## Start Record set

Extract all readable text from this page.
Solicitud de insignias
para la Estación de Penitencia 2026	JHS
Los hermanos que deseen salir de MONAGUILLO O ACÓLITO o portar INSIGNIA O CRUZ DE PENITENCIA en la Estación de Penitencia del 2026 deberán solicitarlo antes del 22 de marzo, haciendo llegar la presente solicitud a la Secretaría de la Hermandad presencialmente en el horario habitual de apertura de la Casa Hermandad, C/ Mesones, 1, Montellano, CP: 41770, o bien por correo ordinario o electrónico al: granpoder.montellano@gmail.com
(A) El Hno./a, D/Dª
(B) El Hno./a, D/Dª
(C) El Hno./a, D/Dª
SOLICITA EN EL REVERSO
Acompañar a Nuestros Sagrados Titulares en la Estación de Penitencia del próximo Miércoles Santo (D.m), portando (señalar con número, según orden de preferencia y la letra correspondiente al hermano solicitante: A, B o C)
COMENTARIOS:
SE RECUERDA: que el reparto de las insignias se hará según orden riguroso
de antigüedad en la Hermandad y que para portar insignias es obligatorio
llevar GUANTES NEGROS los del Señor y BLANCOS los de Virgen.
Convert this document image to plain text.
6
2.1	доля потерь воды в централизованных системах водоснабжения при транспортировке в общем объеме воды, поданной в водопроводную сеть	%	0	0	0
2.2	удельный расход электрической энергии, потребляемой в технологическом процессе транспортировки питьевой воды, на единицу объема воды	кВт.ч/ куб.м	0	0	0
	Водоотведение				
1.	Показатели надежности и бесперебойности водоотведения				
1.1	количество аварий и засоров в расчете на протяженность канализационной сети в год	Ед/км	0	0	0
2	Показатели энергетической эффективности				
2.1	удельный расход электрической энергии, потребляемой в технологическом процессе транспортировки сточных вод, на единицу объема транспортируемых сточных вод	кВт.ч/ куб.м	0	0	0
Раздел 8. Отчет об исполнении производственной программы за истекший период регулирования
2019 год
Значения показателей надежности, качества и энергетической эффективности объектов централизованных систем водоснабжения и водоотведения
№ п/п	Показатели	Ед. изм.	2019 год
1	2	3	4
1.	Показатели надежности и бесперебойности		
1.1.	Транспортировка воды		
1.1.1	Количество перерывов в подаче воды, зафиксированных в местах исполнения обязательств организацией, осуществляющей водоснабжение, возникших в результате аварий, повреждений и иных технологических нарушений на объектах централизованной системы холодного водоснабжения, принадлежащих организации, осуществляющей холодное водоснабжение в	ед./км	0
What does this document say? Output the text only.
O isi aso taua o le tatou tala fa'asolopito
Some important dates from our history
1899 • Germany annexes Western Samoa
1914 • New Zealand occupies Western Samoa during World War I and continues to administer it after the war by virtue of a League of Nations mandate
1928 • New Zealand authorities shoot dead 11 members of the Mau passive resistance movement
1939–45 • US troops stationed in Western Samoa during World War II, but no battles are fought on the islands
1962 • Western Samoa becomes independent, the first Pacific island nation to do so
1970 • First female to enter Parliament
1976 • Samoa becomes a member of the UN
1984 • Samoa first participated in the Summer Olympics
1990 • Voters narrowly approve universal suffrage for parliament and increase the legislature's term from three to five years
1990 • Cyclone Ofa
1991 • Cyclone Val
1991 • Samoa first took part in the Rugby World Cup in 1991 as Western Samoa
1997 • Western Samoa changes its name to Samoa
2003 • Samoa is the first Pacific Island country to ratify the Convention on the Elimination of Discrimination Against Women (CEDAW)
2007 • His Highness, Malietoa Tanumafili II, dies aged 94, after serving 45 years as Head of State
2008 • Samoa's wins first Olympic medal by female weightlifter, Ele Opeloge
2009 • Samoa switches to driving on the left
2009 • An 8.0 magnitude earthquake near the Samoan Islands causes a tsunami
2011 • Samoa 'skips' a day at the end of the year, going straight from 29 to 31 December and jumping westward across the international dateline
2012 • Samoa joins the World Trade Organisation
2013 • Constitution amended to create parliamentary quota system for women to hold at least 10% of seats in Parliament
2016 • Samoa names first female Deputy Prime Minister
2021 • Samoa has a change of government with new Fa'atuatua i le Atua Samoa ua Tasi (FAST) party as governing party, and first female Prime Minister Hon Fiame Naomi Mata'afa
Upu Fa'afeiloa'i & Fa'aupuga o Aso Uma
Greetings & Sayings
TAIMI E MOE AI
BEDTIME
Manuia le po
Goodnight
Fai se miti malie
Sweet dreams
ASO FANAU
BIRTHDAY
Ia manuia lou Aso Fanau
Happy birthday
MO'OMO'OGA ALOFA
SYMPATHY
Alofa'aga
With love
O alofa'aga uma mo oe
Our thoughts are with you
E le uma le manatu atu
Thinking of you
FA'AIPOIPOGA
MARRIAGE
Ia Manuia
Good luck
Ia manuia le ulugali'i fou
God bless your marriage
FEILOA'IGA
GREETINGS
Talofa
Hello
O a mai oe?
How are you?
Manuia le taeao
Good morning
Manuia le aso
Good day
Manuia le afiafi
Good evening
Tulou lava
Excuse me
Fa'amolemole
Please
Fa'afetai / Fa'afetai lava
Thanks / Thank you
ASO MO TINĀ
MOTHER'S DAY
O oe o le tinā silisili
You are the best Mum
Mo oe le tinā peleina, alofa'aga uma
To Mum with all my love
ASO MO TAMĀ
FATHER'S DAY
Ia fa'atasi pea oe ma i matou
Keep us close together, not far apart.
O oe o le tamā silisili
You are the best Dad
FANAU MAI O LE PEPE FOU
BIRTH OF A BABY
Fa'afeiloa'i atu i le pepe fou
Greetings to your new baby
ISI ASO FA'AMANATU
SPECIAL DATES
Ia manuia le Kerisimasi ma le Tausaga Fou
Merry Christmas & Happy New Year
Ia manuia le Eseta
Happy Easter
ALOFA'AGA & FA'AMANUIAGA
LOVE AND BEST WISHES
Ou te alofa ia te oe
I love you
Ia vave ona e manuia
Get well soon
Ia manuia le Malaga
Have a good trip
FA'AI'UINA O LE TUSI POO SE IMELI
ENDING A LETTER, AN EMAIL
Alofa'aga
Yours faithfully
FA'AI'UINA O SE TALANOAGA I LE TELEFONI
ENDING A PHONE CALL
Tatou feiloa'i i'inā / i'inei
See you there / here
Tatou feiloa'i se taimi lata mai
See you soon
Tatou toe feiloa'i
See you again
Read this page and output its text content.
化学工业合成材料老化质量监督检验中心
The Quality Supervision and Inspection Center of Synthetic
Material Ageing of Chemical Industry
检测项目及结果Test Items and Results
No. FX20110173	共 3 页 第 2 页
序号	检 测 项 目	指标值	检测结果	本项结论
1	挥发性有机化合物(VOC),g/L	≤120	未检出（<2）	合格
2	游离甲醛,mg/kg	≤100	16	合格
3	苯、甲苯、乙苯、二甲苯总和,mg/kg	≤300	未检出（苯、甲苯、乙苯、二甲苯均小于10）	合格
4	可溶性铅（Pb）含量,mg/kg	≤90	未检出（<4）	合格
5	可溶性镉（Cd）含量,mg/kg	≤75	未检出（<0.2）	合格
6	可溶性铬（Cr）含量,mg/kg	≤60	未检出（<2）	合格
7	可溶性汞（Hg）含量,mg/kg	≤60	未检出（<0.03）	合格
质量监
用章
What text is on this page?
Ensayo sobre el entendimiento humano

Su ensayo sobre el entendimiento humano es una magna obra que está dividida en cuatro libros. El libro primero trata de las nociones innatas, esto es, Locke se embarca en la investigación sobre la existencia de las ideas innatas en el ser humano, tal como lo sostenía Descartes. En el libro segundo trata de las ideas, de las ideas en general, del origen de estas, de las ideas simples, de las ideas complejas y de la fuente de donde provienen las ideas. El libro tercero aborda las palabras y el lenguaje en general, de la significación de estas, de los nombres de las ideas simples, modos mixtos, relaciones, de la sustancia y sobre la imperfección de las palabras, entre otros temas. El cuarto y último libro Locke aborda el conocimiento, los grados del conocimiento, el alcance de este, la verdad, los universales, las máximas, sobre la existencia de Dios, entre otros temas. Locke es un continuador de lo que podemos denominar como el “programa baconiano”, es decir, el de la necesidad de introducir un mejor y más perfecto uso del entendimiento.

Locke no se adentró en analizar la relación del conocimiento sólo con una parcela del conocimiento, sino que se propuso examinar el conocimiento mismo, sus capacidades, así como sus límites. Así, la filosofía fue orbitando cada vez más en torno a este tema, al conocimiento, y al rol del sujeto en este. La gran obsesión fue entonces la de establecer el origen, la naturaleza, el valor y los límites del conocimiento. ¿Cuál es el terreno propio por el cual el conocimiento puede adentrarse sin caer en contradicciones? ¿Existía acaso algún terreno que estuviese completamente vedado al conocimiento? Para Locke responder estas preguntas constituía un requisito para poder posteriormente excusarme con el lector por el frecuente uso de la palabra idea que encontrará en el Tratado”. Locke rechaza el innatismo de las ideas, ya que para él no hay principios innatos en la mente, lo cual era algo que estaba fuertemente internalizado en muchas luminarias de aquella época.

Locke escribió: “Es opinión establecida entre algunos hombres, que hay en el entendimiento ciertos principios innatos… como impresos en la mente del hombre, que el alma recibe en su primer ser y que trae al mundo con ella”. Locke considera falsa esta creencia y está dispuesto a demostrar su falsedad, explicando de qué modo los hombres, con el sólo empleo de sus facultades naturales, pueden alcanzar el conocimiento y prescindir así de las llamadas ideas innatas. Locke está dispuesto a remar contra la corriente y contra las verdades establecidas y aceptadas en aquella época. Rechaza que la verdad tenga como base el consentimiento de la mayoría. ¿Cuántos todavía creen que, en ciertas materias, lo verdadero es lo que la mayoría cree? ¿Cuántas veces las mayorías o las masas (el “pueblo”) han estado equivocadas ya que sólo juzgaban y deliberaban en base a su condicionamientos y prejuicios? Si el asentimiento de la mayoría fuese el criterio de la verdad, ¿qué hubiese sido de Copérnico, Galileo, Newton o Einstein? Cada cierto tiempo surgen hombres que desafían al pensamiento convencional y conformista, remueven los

## End Record set

Problem to solve:
Using the material above, report each line where "según" occurs.

Reply to the exercise:
Acompañar a Nuestros Sagrados Titulares en la Estación de Penitencia del próximo Miércoles Santo (D.m), portando (señalar con número, según orden de preferencia y la letra correspondiente al hermano solicitante: A, B o C)
SE RECUERDA: que el reparto de las insignias se hará según orden riguroso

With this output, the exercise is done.